- _Goal_
Repeat the entries that follow verbatim, without any of their pictures.

- _Source data_
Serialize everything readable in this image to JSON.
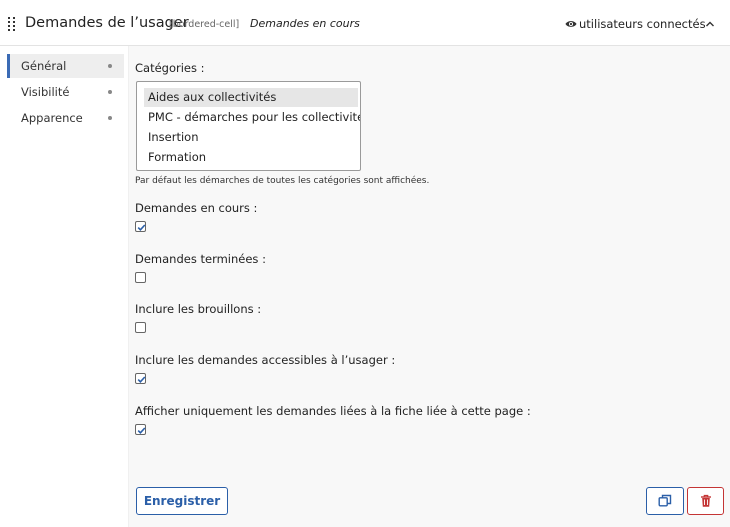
{
  "header": {
    "title": "Demandes de l’usager",
    "tag": "[bordered-cell]",
    "subtitle": "Demandes en cours",
    "visibility_label": "utilisateurs connectés"
  },
  "tabs": [
    {
      "label": "Général",
      "active": true
    },
    {
      "label": "Visibilité",
      "active": false
    },
    {
      "label": "Apparence",
      "active": false
    }
  ],
  "form": {
    "categories_label": "Catégories :",
    "categories": [
      {
        "label": "Aides aux collectivités",
        "selected": true
      },
      {
        "label": "PMC - démarches pour les collectivités",
        "selected": false
      },
      {
        "label": "Insertion",
        "selected": false
      },
      {
        "label": "Formation",
        "selected": false
      }
    ],
    "categories_hint": "Par défaut les démarches de toutes les catégories sont affichées.",
    "checkboxes": [
      {
        "label": "Demandes en cours :",
        "checked": true
      },
      {
        "label": "Demandes terminées :",
        "checked": false
      },
      {
        "label": "Inclure les brouillons :",
        "checked": false
      },
      {
        "label": "Inclure les demandes accessibles à l’usager :",
        "checked": true
      },
      {
        "label": "Afficher uniquement les demandes liées à la fiche liée à cette page :",
        "checked": true
      }
    ]
  },
  "actions": {
    "save_label": "Enregistrer",
    "duplicate_icon": "duplicate-icon",
    "delete_icon": "trash-icon"
  },
  "colors": {
    "accent": "#2b5fa8",
    "danger": "#c43535",
    "active_tab_bar": "#3b6bb5"
  }
}
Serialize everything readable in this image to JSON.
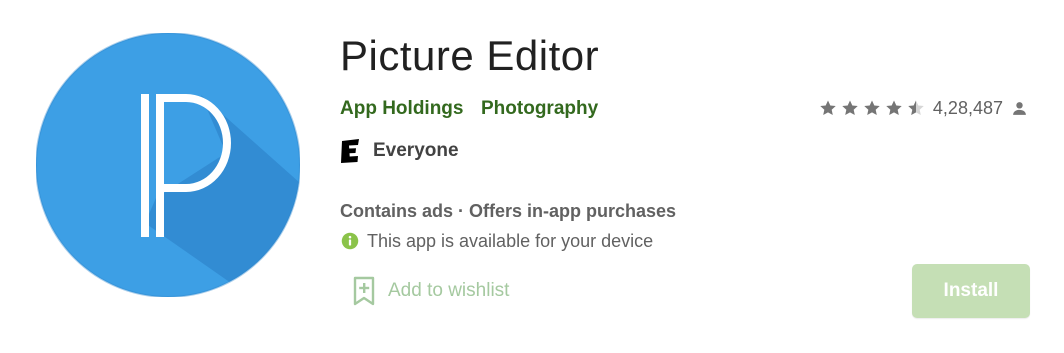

- _Answer below_
Serialize everything readable in this image to JSON.
{
  "header": {
    "title": "Demandes de l’usager",
    "tag": "[bordered-cell]",
    "subtitle": "Demandes en cours",
    "visibility_label": "utilisateurs connectés"
  },
  "tabs": [
    {
      "label": "Général",
      "active": true
    },
    {
      "label": "Visibilité",
      "active": false
    },
    {
      "label": "Apparence",
      "active": false
    }
  ],
  "form": {
    "categories_label": "Catégories :",
    "categories": [
      {
        "label": "Aides aux collectivités",
        "selected": true
      },
      {
        "label": "PMC - démarches pour les collectivités",
        "selected": false
      },
      {
        "label": "Insertion",
        "selected": false
      },
      {
        "label": "Formation",
        "selected": false
      }
    ],
    "categories_hint": "Par défaut les démarches de toutes les catégories sont affichées.",
    "checkboxes": [
      {
        "label": "Demandes en cours :",
        "checked": true
      },
      {
        "label": "Demandes terminées :",
        "checked": false
      },
      {
        "label": "Inclure les brouillons :",
        "checked": false
      },
      {
        "label": "Inclure les demandes accessibles à l’usager :",
        "checked": true
      },
      {
        "label": "Afficher uniquement les demandes liées à la fiche liée à cette page :",
        "checked": true
      }
    ]
  },
  "actions": {
    "save_label": "Enregistrer",
    "duplicate_icon": "duplicate-icon",
    "delete_icon": "trash-icon"
  },
  "colors": {
    "accent": "#2b5fa8",
    "danger": "#c43535",
    "active_tab_bar": "#3b6bb5"
  }
}
Serialize everything readable in this image to JSON.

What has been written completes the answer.